** Begin **

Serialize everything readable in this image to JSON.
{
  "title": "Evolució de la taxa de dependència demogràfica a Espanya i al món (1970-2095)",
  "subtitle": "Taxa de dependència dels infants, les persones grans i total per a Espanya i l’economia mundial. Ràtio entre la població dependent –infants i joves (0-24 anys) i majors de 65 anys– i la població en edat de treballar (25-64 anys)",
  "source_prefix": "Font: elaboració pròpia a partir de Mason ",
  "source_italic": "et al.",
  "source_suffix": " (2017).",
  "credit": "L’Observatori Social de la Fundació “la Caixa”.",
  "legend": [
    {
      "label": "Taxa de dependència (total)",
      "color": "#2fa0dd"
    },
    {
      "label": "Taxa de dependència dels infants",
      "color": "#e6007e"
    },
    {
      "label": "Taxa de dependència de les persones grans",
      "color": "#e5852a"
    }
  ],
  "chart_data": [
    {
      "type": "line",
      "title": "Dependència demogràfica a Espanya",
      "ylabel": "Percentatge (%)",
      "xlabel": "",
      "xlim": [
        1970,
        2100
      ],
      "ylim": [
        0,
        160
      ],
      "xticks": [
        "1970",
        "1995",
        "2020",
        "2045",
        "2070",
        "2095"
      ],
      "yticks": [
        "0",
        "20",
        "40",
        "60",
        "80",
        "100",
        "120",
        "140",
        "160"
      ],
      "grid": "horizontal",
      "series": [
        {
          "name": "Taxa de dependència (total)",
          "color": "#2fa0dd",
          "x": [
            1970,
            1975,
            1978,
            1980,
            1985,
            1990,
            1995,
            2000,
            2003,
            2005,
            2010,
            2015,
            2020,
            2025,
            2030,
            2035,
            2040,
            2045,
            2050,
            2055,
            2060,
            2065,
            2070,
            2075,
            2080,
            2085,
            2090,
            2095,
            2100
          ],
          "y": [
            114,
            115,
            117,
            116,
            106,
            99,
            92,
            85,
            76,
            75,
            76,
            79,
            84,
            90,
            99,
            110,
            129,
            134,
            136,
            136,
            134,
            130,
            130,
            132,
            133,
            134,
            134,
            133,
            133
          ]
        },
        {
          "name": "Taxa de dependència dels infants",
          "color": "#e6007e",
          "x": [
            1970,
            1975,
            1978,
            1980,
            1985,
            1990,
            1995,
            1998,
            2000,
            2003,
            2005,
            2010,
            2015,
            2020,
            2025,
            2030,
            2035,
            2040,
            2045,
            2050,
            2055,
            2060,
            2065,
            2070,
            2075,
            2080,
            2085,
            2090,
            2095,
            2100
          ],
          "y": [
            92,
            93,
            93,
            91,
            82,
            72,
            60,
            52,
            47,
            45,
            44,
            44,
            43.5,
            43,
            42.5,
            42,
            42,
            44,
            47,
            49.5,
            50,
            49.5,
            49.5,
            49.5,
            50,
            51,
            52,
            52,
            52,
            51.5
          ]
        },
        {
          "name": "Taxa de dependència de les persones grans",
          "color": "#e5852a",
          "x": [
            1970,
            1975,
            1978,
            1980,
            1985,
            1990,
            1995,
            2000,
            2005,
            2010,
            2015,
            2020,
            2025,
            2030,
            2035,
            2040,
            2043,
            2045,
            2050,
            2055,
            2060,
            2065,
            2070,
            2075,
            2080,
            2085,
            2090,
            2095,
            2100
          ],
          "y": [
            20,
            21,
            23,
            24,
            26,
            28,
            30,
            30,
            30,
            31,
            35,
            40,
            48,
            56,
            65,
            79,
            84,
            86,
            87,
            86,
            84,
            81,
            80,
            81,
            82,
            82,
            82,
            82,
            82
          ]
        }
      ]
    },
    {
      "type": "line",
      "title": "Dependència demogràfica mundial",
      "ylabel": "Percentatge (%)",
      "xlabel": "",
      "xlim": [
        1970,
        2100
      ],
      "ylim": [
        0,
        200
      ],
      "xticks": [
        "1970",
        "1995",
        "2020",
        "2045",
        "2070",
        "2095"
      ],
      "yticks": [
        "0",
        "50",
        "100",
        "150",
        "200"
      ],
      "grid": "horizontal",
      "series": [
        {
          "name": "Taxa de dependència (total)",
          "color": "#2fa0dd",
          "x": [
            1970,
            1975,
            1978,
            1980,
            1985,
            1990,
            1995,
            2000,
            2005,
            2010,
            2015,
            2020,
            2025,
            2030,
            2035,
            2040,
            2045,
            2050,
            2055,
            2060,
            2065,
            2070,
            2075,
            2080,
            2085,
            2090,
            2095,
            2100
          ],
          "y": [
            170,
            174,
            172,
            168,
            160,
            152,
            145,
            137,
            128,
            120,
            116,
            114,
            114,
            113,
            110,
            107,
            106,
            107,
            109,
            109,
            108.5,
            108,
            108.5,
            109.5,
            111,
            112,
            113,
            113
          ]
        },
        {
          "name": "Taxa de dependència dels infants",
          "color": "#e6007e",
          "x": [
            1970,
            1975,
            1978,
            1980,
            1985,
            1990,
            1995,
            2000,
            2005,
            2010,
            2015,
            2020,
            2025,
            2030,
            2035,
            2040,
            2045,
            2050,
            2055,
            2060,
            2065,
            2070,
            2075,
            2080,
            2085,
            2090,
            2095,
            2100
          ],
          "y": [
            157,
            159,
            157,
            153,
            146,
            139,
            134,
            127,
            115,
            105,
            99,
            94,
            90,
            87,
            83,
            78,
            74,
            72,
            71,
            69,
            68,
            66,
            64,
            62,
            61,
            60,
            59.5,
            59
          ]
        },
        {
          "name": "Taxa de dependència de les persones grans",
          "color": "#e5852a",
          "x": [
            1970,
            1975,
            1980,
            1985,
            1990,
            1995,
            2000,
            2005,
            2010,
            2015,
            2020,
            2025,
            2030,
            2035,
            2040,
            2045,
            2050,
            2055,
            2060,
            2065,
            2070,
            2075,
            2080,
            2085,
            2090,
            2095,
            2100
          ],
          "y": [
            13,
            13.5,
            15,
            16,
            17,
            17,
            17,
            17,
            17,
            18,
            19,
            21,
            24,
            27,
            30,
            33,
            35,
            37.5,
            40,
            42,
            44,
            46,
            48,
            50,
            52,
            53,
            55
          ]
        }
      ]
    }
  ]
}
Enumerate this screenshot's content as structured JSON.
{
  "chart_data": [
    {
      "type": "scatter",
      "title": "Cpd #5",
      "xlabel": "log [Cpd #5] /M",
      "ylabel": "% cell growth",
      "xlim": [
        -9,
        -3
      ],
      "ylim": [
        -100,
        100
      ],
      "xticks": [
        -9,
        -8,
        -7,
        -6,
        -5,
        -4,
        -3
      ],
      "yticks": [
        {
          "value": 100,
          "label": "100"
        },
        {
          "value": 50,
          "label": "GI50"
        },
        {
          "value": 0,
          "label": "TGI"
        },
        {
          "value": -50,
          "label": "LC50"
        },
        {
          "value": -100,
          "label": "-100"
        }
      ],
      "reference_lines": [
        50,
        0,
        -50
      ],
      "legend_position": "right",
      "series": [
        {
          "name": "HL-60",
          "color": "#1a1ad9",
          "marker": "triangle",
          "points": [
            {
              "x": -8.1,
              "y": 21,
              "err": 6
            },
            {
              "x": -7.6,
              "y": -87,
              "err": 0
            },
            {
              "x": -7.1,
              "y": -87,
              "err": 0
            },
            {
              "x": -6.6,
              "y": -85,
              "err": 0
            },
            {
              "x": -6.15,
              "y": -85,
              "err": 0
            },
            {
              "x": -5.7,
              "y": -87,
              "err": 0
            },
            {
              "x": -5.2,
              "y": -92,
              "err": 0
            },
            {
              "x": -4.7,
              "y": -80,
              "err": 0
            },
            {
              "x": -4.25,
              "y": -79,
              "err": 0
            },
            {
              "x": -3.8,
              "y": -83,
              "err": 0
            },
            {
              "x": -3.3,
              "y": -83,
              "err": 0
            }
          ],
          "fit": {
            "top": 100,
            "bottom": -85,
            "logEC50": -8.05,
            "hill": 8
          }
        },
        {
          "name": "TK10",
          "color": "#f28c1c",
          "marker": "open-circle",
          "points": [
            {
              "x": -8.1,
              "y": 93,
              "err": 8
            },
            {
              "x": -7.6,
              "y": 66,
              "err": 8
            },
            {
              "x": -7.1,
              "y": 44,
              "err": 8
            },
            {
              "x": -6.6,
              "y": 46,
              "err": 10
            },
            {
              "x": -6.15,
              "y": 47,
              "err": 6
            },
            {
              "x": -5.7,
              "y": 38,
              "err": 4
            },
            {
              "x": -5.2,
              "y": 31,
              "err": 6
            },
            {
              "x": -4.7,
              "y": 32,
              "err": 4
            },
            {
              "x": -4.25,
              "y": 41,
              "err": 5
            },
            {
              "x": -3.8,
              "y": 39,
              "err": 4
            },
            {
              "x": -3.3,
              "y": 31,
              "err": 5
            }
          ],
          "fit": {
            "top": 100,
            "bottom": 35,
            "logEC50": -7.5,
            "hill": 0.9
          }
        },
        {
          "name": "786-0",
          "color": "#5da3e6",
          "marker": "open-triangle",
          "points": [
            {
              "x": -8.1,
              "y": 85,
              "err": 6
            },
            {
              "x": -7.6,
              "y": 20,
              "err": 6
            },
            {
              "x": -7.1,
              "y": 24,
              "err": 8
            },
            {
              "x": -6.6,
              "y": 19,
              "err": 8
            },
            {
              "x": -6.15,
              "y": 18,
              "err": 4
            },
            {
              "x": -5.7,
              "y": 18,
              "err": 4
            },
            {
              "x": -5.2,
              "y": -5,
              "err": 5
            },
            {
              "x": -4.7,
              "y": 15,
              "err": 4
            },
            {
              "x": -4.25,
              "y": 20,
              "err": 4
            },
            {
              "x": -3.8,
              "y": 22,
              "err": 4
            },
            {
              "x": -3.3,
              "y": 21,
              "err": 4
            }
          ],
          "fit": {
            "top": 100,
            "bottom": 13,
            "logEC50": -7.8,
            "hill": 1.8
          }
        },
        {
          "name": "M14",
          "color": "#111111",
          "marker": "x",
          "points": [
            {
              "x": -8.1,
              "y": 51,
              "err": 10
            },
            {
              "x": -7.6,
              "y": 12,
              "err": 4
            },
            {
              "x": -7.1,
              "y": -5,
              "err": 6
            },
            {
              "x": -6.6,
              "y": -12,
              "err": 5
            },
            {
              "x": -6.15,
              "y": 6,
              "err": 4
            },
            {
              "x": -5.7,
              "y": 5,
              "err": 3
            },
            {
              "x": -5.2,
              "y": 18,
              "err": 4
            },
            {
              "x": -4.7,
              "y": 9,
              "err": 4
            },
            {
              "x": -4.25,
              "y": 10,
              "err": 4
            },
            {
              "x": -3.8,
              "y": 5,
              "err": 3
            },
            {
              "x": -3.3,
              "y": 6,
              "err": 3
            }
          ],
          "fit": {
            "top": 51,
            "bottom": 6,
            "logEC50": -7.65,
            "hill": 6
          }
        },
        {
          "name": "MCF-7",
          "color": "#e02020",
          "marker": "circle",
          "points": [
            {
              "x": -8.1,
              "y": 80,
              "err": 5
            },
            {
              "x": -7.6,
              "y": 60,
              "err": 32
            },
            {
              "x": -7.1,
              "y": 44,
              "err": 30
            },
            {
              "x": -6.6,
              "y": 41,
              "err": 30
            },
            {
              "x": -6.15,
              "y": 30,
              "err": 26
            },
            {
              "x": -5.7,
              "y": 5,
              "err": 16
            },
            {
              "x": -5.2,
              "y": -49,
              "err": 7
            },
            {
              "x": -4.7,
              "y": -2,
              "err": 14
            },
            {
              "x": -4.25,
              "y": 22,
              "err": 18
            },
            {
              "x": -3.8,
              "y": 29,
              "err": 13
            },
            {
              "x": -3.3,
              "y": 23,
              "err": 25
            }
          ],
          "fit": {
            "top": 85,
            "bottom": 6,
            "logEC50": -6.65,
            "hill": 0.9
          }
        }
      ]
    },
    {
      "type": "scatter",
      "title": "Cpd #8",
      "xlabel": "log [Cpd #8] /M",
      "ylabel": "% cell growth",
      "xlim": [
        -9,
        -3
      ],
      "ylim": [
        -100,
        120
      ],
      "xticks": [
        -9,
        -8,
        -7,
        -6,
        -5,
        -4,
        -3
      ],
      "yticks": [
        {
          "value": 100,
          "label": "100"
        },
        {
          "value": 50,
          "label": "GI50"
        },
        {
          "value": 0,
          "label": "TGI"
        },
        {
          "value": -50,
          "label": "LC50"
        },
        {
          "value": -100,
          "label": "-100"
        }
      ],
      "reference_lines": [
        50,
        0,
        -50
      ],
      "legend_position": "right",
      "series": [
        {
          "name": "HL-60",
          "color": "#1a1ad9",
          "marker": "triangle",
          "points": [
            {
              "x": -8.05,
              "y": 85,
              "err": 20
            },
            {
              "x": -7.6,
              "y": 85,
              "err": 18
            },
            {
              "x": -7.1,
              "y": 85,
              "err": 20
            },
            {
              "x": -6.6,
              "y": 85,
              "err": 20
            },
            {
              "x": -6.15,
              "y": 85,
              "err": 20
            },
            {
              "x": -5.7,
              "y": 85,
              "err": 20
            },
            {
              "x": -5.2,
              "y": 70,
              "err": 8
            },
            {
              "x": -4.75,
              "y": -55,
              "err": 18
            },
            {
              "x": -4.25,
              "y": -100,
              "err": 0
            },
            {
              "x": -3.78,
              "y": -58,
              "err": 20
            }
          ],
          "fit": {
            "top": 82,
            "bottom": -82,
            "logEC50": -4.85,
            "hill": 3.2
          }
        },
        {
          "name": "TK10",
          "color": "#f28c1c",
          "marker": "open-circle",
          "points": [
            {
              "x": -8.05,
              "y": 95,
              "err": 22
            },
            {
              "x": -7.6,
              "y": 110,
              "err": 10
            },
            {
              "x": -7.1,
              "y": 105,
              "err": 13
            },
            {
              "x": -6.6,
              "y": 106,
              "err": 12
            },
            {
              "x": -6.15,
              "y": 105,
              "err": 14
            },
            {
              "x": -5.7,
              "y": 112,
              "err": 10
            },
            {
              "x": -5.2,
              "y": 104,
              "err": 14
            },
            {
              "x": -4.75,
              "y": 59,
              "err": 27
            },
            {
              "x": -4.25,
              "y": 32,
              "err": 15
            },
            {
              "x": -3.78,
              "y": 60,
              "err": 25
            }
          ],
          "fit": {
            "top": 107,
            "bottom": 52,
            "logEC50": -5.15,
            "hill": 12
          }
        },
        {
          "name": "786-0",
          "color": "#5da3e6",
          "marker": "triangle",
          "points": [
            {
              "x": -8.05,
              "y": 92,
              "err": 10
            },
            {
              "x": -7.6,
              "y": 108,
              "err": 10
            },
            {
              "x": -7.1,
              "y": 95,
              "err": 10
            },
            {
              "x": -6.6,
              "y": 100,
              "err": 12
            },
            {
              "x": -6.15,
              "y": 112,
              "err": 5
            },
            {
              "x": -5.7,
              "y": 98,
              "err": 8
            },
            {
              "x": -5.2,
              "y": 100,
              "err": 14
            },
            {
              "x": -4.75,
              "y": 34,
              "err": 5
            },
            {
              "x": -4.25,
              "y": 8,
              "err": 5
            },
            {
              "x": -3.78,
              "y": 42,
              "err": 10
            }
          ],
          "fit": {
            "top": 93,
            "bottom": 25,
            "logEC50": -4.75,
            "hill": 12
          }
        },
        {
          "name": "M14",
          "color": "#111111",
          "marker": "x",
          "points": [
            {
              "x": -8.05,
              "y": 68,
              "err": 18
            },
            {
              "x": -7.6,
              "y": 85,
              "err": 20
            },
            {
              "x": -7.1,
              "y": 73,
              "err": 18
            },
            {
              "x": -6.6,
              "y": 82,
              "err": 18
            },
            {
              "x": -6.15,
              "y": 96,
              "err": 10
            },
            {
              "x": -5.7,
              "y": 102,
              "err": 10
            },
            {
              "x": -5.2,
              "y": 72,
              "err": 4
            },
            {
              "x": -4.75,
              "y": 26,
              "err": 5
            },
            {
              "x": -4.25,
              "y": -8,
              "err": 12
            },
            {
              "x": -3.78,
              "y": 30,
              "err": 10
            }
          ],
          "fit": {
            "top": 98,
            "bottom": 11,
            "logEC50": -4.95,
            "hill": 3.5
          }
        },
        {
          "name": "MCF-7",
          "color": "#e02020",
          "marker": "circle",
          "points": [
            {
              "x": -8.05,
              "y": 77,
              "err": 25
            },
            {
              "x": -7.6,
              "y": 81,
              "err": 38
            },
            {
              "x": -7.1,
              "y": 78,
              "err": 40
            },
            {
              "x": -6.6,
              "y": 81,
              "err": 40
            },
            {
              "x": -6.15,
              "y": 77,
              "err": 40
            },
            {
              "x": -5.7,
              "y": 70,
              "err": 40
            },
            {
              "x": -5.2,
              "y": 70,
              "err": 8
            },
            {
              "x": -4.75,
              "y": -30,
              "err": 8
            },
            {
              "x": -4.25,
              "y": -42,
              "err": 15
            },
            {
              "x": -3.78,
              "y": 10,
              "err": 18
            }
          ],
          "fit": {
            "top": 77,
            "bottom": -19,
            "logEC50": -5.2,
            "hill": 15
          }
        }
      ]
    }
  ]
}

** End **

*AIM OF THE EXERCISE:* Work out the number of lines above that include the string "xlabel" and write only that number.

*THE ANSWER:* 4